The exercise
Reproduce the records verbatim from their first line through the line containing "- action-button[interactable]: Create Sales Credit", including both of those lines.

Supplied entries
==================================================

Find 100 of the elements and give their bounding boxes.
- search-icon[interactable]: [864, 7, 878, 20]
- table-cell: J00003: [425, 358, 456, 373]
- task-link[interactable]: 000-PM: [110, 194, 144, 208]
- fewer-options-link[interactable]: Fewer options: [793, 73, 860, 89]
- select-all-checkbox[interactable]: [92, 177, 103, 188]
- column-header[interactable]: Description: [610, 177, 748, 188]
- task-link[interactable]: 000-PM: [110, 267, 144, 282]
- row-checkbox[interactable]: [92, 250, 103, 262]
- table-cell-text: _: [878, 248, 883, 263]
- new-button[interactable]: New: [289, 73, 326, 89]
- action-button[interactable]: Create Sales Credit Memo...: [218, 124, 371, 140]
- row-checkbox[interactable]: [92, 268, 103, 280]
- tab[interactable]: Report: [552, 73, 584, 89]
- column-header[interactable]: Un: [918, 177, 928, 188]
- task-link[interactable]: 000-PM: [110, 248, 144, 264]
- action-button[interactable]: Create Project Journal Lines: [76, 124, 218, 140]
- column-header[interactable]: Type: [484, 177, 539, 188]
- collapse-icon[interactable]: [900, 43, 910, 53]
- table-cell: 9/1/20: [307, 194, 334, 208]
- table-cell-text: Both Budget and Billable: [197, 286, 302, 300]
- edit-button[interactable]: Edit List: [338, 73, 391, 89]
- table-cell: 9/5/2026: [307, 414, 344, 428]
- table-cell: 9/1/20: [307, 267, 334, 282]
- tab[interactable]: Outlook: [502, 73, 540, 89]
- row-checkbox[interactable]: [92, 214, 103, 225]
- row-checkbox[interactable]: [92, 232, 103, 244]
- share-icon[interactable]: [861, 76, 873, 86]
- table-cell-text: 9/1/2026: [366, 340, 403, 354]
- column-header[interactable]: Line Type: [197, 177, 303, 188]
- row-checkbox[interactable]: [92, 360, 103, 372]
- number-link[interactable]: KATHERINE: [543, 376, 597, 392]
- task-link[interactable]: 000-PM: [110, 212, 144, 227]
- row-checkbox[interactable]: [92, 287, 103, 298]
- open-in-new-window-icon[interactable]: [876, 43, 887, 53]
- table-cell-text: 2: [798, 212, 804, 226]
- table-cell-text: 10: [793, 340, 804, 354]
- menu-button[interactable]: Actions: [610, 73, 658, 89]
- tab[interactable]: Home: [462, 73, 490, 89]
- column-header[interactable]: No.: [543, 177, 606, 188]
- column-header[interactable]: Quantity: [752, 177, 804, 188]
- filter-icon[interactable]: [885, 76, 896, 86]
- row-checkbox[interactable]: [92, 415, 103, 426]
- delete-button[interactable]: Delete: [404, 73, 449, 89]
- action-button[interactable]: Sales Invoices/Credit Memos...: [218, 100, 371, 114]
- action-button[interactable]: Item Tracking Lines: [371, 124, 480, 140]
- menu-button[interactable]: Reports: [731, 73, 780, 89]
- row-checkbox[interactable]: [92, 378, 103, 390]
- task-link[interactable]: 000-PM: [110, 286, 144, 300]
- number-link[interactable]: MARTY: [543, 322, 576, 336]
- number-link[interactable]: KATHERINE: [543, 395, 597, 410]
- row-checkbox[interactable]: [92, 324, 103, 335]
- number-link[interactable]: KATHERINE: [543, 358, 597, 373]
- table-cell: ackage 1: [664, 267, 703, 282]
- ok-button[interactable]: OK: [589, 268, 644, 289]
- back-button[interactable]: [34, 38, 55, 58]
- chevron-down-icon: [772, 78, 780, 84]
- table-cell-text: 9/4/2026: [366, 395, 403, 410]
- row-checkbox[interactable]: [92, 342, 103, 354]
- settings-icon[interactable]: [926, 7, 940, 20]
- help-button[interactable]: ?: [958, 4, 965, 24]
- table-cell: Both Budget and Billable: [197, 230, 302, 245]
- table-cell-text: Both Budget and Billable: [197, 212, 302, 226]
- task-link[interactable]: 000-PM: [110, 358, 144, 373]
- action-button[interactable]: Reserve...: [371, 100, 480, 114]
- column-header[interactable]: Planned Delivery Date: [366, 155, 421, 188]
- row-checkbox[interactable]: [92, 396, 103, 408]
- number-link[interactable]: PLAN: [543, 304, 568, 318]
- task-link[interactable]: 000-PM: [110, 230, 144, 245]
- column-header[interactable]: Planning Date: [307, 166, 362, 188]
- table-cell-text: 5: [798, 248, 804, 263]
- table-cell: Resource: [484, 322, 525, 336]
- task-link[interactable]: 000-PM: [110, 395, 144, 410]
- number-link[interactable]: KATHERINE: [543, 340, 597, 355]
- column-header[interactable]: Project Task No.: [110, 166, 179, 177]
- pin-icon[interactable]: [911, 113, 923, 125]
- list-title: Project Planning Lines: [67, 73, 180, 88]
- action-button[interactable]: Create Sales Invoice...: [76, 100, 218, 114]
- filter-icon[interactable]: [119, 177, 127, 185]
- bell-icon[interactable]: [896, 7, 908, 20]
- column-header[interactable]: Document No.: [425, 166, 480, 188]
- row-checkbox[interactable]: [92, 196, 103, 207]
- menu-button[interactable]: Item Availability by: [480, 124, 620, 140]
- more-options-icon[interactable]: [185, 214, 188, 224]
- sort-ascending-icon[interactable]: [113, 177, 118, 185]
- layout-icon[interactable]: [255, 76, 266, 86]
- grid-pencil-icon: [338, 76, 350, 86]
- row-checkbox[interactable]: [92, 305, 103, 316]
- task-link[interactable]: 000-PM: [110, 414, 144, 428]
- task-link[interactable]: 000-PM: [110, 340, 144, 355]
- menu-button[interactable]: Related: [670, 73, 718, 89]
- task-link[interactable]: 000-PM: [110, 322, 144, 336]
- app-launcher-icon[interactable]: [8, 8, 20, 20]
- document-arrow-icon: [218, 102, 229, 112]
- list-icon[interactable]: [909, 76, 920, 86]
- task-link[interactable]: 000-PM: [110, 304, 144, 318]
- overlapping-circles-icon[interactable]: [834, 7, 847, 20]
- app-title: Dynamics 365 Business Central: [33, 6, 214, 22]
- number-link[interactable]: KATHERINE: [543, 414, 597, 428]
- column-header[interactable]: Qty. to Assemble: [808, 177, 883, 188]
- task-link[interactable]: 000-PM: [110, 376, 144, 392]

==================================================

Full response
Find 100 of the elements and give their bounding boxes.
- search-icon[interactable]: [864, 7, 878, 20]
- table-cell: J00003: [425, 358, 456, 373]
- task-link[interactable]: 000-PM: [110, 194, 144, 208]
- fewer-options-link[interactable]: Fewer options: [793, 73, 860, 89]
- select-all-checkbox[interactable]: [92, 177, 103, 188]
- column-header[interactable]: Description: [610, 177, 748, 188]
- task-link[interactable]: 000-PM: [110, 267, 144, 282]
- row-checkbox[interactable]: [92, 250, 103, 262]
- table-cell-text: _: [878, 248, 883, 263]
- new-button[interactable]: New: [289, 73, 326, 89]
- action-button[interactable]: Create Sales Credit Memo...: [218, 124, 371, 140]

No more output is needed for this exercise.